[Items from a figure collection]
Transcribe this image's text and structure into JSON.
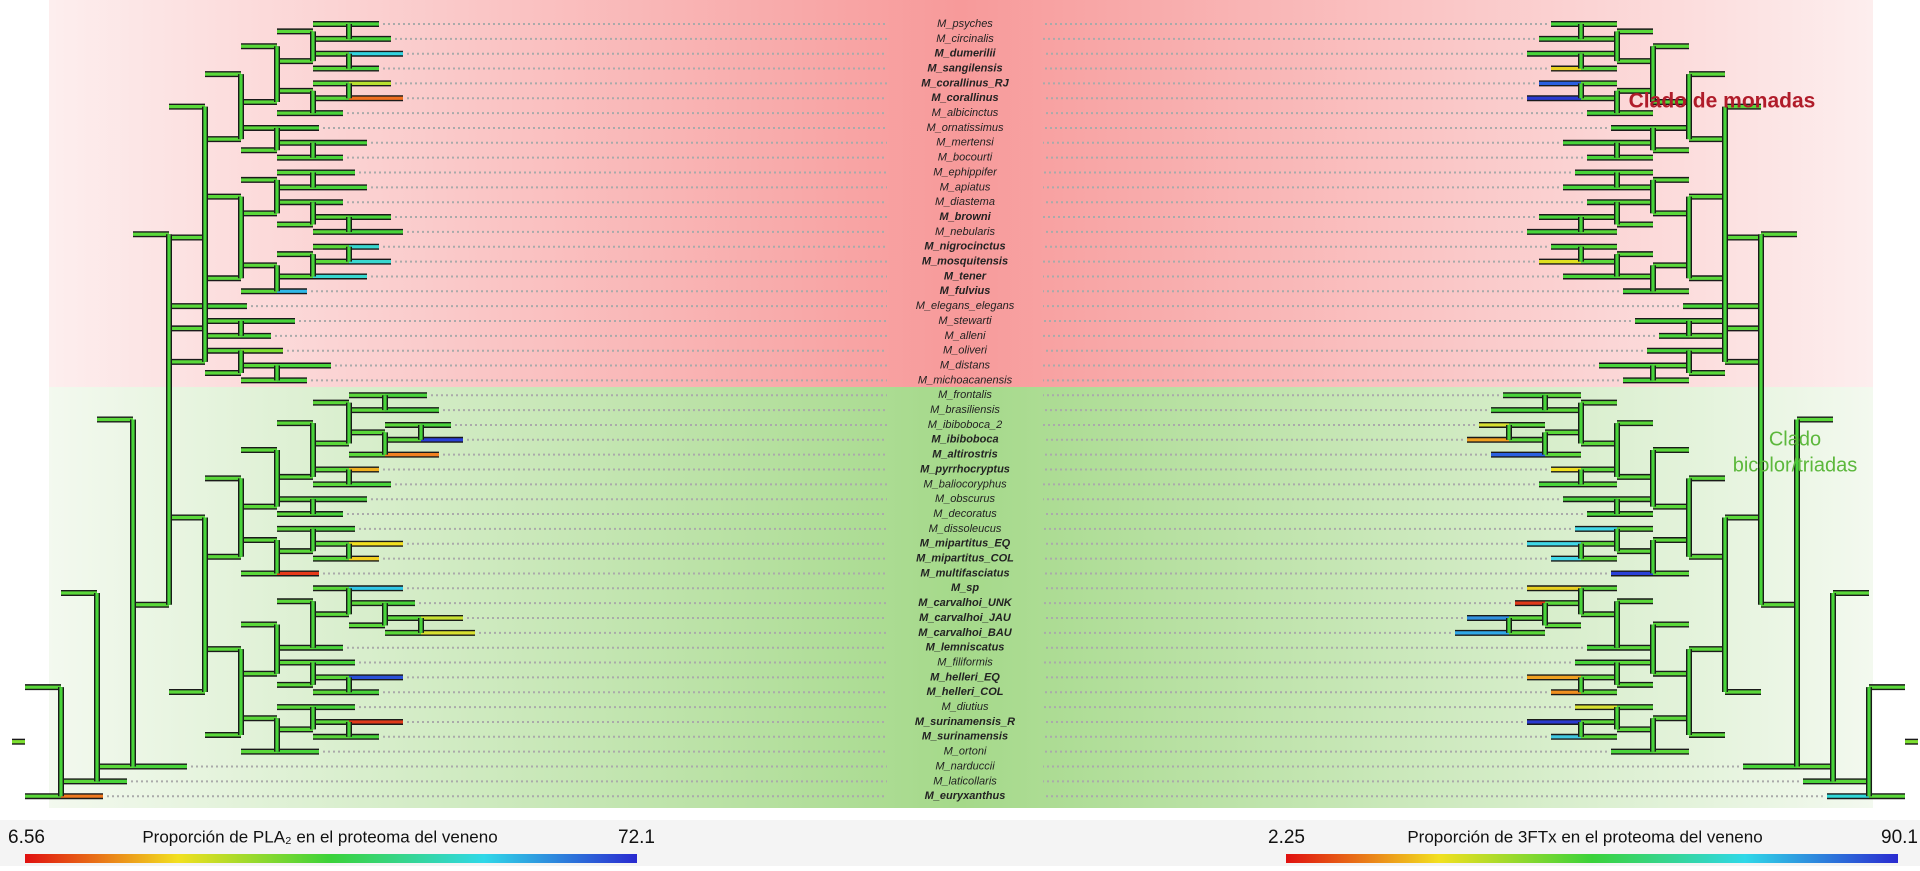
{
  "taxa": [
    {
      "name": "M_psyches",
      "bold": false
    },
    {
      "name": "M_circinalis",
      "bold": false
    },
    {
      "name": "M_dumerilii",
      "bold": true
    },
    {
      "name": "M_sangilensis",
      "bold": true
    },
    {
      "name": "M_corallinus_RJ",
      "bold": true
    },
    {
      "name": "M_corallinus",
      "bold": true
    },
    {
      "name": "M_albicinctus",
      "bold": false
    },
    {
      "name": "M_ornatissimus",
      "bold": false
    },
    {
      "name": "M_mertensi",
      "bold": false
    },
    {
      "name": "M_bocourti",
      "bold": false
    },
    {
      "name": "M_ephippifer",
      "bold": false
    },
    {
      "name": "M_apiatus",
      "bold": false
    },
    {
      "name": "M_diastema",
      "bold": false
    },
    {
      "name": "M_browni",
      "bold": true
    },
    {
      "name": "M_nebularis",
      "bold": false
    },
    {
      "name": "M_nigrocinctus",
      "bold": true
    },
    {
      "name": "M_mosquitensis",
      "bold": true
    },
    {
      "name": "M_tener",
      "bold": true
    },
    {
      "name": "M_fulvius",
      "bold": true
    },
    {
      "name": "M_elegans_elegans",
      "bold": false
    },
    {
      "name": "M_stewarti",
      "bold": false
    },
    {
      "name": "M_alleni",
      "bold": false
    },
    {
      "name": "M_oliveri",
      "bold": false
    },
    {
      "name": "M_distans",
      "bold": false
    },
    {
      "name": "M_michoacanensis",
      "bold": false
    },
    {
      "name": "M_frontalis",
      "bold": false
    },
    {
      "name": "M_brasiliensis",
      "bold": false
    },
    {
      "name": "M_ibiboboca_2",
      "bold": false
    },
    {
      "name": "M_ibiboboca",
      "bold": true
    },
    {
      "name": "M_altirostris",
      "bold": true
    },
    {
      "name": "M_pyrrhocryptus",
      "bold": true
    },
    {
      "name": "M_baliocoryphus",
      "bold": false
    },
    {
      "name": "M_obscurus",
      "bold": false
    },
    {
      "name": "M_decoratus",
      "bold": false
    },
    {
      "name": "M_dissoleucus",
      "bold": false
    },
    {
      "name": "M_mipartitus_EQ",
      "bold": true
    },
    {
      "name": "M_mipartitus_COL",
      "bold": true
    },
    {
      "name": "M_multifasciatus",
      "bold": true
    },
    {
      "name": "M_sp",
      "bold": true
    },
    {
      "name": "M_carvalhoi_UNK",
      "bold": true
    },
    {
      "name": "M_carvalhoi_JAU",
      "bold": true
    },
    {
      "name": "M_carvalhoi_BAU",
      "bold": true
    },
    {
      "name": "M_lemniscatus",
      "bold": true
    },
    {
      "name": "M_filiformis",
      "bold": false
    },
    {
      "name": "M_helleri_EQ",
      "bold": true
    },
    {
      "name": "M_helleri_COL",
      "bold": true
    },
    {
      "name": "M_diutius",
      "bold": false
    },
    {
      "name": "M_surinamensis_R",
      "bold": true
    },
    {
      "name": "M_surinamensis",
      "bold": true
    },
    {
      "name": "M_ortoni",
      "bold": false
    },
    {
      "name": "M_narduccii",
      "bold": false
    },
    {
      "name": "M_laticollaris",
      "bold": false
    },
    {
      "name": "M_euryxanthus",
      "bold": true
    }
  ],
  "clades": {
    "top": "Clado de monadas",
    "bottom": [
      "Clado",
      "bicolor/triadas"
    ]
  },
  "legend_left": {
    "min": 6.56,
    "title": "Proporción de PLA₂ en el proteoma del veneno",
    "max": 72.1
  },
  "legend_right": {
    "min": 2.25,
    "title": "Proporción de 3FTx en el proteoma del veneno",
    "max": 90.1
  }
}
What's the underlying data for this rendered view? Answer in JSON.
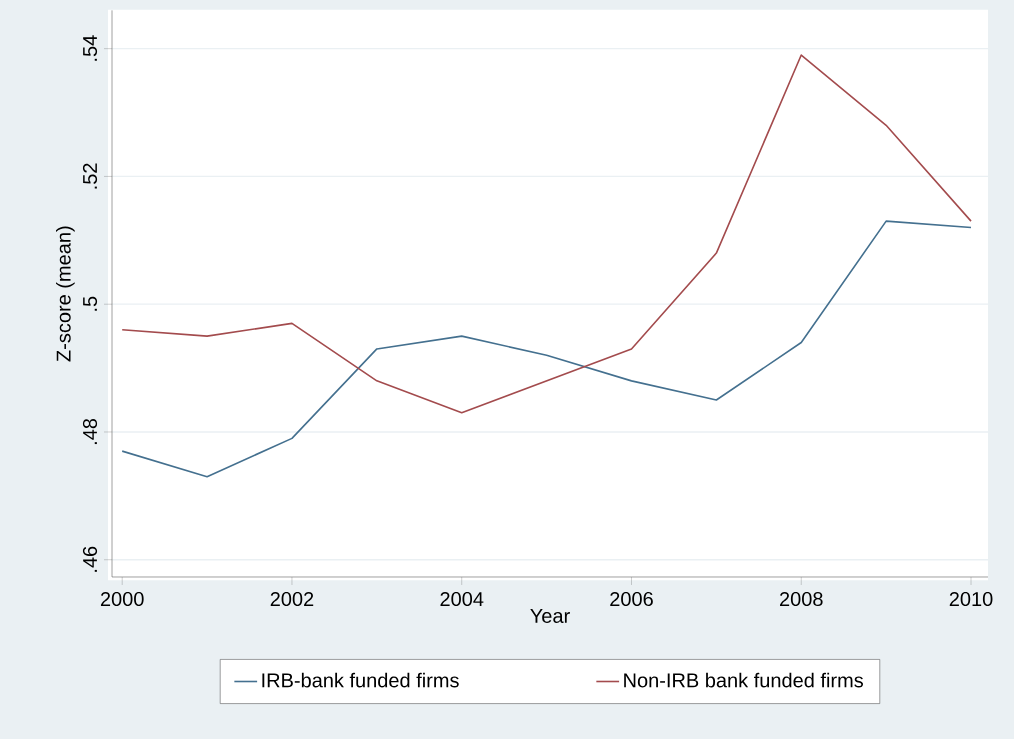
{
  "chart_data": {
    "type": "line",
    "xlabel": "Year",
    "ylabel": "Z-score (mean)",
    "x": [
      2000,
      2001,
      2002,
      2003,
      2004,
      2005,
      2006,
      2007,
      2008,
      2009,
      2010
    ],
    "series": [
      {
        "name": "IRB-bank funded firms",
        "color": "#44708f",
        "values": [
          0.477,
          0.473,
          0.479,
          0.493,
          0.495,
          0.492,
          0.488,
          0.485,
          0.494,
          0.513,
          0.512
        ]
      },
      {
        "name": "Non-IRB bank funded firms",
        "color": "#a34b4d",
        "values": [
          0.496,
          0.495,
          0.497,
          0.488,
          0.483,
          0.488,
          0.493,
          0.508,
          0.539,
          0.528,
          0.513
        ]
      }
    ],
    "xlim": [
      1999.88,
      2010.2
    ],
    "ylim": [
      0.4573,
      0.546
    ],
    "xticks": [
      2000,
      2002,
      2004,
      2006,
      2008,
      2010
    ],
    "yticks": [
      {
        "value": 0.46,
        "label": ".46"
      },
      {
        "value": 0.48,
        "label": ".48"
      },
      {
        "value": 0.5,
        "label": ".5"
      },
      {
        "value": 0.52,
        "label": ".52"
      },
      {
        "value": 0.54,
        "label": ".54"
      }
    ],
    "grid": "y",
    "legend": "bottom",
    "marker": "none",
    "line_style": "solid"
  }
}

• **EXERCISE**
Any pictures should be dropped; transcribe the rest of the records above exactly.

• **REPLY**
Transcribe this image's text and structure into JSON.
{
  "taxa": [
    {
      "name": "M_psyches",
      "bold": false
    },
    {
      "name": "M_circinalis",
      "bold": false
    },
    {
      "name": "M_dumerilii",
      "bold": true
    },
    {
      "name": "M_sangilensis",
      "bold": true
    },
    {
      "name": "M_corallinus_RJ",
      "bold": true
    },
    {
      "name": "M_corallinus",
      "bold": true
    },
    {
      "name": "M_albicinctus",
      "bold": false
    },
    {
      "name": "M_ornatissimus",
      "bold": false
    },
    {
      "name": "M_mertensi",
      "bold": false
    },
    {
      "name": "M_bocourti",
      "bold": false
    },
    {
      "name": "M_ephippifer",
      "bold": false
    },
    {
      "name": "M_apiatus",
      "bold": false
    },
    {
      "name": "M_diastema",
      "bold": false
    },
    {
      "name": "M_browni",
      "bold": true
    },
    {
      "name": "M_nebularis",
      "bold": false
    },
    {
      "name": "M_nigrocinctus",
      "bold": true
    },
    {
      "name": "M_mosquitensis",
      "bold": true
    },
    {
      "name": "M_tener",
      "bold": true
    },
    {
      "name": "M_fulvius",
      "bold": true
    },
    {
      "name": "M_elegans_elegans",
      "bold": false
    },
    {
      "name": "M_stewarti",
      "bold": false
    },
    {
      "name": "M_alleni",
      "bold": false
    },
    {
      "name": "M_oliveri",
      "bold": false
    },
    {
      "name": "M_distans",
      "bold": false
    },
    {
      "name": "M_michoacanensis",
      "bold": false
    },
    {
      "name": "M_frontalis",
      "bold": false
    },
    {
      "name": "M_brasiliensis",
      "bold": false
    },
    {
      "name": "M_ibiboboca_2",
      "bold": false
    },
    {
      "name": "M_ibiboboca",
      "bold": true
    },
    {
      "name": "M_altirostris",
      "bold": true
    },
    {
      "name": "M_pyrrhocryptus",
      "bold": true
    },
    {
      "name": "M_baliocoryphus",
      "bold": false
    },
    {
      "name": "M_obscurus",
      "bold": false
    },
    {
      "name": "M_decoratus",
      "bold": false
    },
    {
      "name": "M_dissoleucus",
      "bold": false
    },
    {
      "name": "M_mipartitus_EQ",
      "bold": true
    },
    {
      "name": "M_mipartitus_COL",
      "bold": true
    },
    {
      "name": "M_multifasciatus",
      "bold": true
    },
    {
      "name": "M_sp",
      "bold": true
    },
    {
      "name": "M_carvalhoi_UNK",
      "bold": true
    },
    {
      "name": "M_carvalhoi_JAU",
      "bold": true
    },
    {
      "name": "M_carvalhoi_BAU",
      "bold": true
    },
    {
      "name": "M_lemniscatus",
      "bold": true
    },
    {
      "name": "M_filiformis",
      "bold": false
    },
    {
      "name": "M_helleri_EQ",
      "bold": true
    },
    {
      "name": "M_helleri_COL",
      "bold": true
    },
    {
      "name": "M_diutius",
      "bold": false
    },
    {
      "name": "M_surinamensis_R",
      "bold": true
    },
    {
      "name": "M_surinamensis",
      "bold": true
    },
    {
      "name": "M_ortoni",
      "bold": false
    },
    {
      "name": "M_narduccii",
      "bold": false
    },
    {
      "name": "M_laticollaris",
      "bold": false
    },
    {
      "name": "M_euryxanthus",
      "bold": true
    }
  ],
  "clades": {
    "top": "Clado de monadas",
    "bottom": [
      "Clado",
      "bicolor/triadas"
    ]
  },
  "legend_left": {
    "min": 6.56,
    "title": "Proporción de PLA₂ en el proteoma del veneno",
    "max": 72.1
  },
  "legend_right": {
    "min": 2.25,
    "title": "Proporción de 3FTx en el proteoma del veneno",
    "max": 90.1
  }
}
What's the underlying data for this rendered view? Answer in JSON.
{
  "chart_data": {
    "type": "line",
    "xlabel": "Year",
    "ylabel": "Z-score (mean)",
    "x": [
      2000,
      2001,
      2002,
      2003,
      2004,
      2005,
      2006,
      2007,
      2008,
      2009,
      2010
    ],
    "series": [
      {
        "name": "IRB-bank funded firms",
        "color": "#44708f",
        "values": [
          0.477,
          0.473,
          0.479,
          0.493,
          0.495,
          0.492,
          0.488,
          0.485,
          0.494,
          0.513,
          0.512
        ]
      },
      {
        "name": "Non-IRB bank funded firms",
        "color": "#a34b4d",
        "values": [
          0.496,
          0.495,
          0.497,
          0.488,
          0.483,
          0.488,
          0.493,
          0.508,
          0.539,
          0.528,
          0.513
        ]
      }
    ],
    "xlim": [
      1999.88,
      2010.2
    ],
    "ylim": [
      0.4573,
      0.546
    ],
    "xticks": [
      2000,
      2002,
      2004,
      2006,
      2008,
      2010
    ],
    "yticks": [
      {
        "value": 0.46,
        "label": ".46"
      },
      {
        "value": 0.48,
        "label": ".48"
      },
      {
        "value": 0.5,
        "label": ".5"
      },
      {
        "value": 0.52,
        "label": ".52"
      },
      {
        "value": 0.54,
        "label": ".54"
      }
    ],
    "grid": "y",
    "legend": "bottom",
    "marker": "none",
    "line_style": "solid"
  }
}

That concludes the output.